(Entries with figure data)
========

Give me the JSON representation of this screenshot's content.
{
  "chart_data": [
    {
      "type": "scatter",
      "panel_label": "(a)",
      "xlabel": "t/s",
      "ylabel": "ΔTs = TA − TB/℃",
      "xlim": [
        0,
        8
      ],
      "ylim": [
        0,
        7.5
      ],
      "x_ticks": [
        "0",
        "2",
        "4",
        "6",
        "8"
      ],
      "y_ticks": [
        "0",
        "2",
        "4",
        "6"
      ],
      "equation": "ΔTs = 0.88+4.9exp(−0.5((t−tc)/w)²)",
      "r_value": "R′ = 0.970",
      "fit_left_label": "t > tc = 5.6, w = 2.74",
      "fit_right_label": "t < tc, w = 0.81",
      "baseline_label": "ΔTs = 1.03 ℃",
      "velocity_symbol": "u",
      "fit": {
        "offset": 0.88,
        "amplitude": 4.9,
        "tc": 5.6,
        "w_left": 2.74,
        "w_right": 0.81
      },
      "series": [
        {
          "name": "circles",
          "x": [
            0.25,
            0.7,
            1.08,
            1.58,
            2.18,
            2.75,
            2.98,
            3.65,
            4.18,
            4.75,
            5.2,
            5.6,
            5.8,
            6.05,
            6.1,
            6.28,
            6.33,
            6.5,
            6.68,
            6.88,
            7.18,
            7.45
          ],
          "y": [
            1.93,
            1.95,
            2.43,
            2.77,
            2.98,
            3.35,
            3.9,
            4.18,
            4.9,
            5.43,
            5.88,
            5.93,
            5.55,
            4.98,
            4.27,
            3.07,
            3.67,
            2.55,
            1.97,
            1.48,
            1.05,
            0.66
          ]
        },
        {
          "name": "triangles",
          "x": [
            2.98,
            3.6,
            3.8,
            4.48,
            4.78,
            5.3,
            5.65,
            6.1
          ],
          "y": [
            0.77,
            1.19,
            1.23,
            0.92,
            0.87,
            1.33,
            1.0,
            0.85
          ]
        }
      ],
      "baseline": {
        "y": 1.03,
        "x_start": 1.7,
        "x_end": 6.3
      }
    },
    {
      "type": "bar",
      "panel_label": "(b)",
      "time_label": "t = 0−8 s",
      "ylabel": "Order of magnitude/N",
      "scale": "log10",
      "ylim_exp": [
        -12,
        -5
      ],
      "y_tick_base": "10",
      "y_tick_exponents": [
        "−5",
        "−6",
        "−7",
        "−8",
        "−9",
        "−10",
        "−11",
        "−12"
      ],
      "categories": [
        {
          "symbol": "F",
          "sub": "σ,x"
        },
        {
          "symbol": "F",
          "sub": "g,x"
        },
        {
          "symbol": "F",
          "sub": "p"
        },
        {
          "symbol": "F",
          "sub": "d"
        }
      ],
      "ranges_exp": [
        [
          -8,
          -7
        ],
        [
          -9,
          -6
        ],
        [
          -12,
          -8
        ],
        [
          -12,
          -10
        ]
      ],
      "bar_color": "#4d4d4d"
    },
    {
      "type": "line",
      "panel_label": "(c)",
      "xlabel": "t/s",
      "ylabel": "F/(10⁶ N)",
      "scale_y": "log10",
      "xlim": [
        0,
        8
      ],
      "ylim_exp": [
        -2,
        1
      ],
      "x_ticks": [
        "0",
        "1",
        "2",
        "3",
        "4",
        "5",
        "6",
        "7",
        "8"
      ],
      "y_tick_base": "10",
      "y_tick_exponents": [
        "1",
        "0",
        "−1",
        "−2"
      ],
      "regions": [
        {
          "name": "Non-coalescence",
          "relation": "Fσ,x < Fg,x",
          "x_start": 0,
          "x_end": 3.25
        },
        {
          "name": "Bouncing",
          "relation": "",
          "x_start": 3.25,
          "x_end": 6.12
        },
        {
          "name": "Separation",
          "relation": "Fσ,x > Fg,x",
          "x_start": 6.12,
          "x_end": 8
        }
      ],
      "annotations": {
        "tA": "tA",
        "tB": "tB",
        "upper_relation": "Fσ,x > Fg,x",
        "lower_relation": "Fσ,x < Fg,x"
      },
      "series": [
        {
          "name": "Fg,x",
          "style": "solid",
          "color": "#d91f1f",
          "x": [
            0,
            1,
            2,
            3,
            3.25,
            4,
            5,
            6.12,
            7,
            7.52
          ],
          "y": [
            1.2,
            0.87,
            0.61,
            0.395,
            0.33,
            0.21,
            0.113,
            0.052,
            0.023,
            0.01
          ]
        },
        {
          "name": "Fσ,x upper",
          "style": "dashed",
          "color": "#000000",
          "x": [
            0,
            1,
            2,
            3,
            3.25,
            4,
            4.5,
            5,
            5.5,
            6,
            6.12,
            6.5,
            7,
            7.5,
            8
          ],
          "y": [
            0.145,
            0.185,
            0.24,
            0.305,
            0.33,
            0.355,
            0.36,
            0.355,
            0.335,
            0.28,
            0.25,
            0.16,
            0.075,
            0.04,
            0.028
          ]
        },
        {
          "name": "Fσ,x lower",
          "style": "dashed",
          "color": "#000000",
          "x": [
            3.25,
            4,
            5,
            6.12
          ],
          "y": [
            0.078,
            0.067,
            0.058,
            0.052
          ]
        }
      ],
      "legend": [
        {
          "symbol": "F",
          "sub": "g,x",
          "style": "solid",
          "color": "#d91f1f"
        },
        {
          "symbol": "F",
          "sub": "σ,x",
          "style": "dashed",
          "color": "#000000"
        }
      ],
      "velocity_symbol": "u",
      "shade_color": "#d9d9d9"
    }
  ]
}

========

» **What is asked**
Count every line of the records that holds "ylabel". State the number, nothing else.

» **Result of the exercise**
3